• [Do this]:
Lines that hold the word "need" should be located and copied.

• [Listing]:

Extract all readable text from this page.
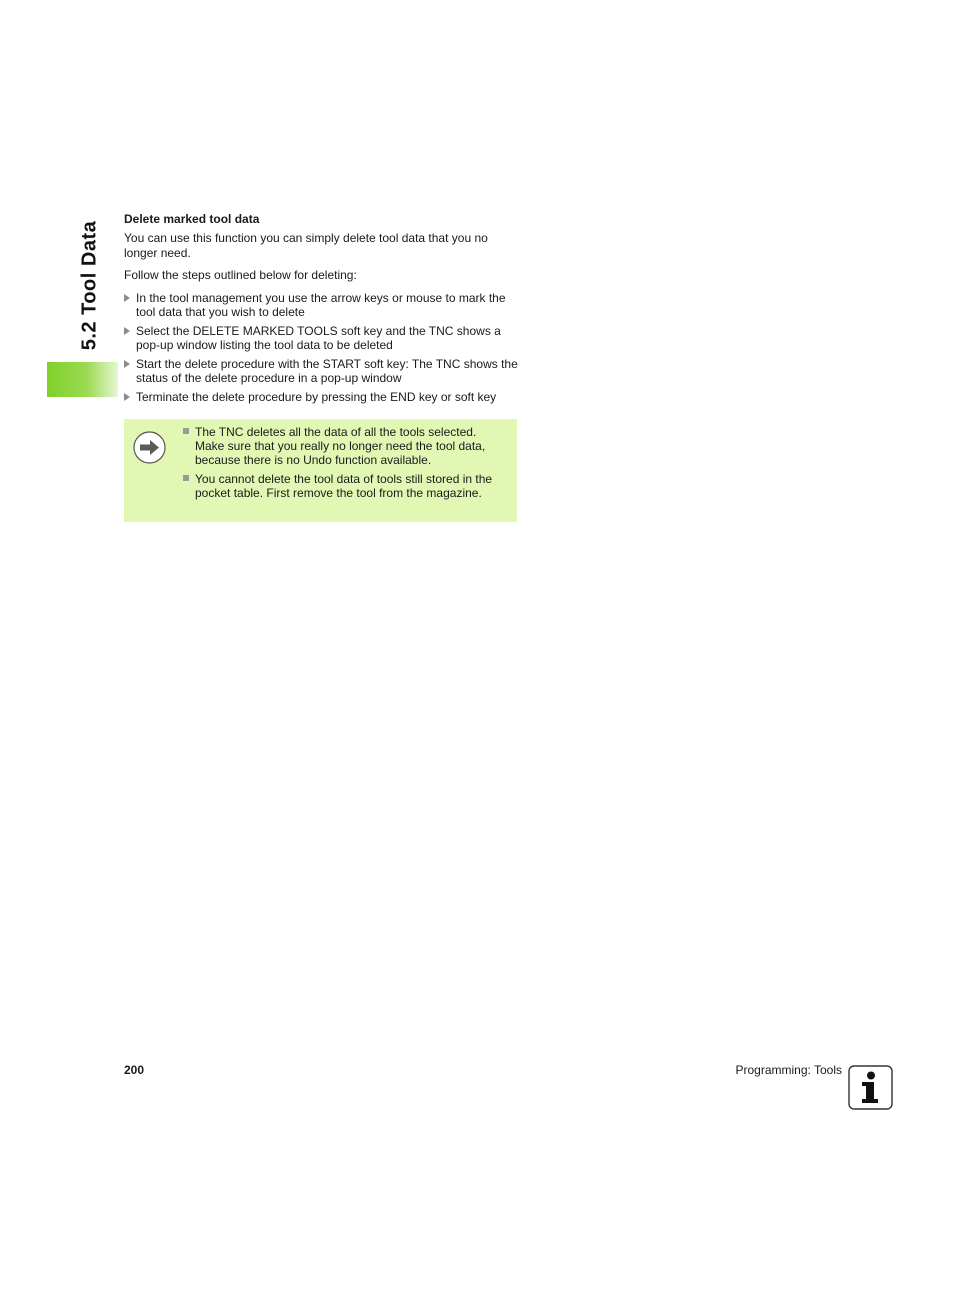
5.2 Tool Data
Delete marked tool data

You can use this function you can simply delete tool data that you no longer need.

Follow the steps outlined below for deleting:

In the tool management you use the arrow keys or mouse to mark the tool data that you wish to delete
Select the DELETE MARKED TOOLS soft key and the TNC shows a pop-up window listing the tool data to be deleted
Start the delete procedure with the START soft key: The TNC shows the status of the delete procedure in a pop-up window
Terminate the delete procedure by pressing the END key or soft key
The TNC deletes all the data of all the tools selected. Make sure that you really no longer need the tool data, because there is no Undo function available.
You cannot delete the tool data of tools still stored in the pocket table. First remove the tool from the magazine.
200	Programming: Tools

• [Exercise solution]:
You can use this function you can simply delete tool data that you no longer need.
The TNC deletes all the data of all the tools selected. Make sure that you really no longer need the tool data, because there is no Undo function available.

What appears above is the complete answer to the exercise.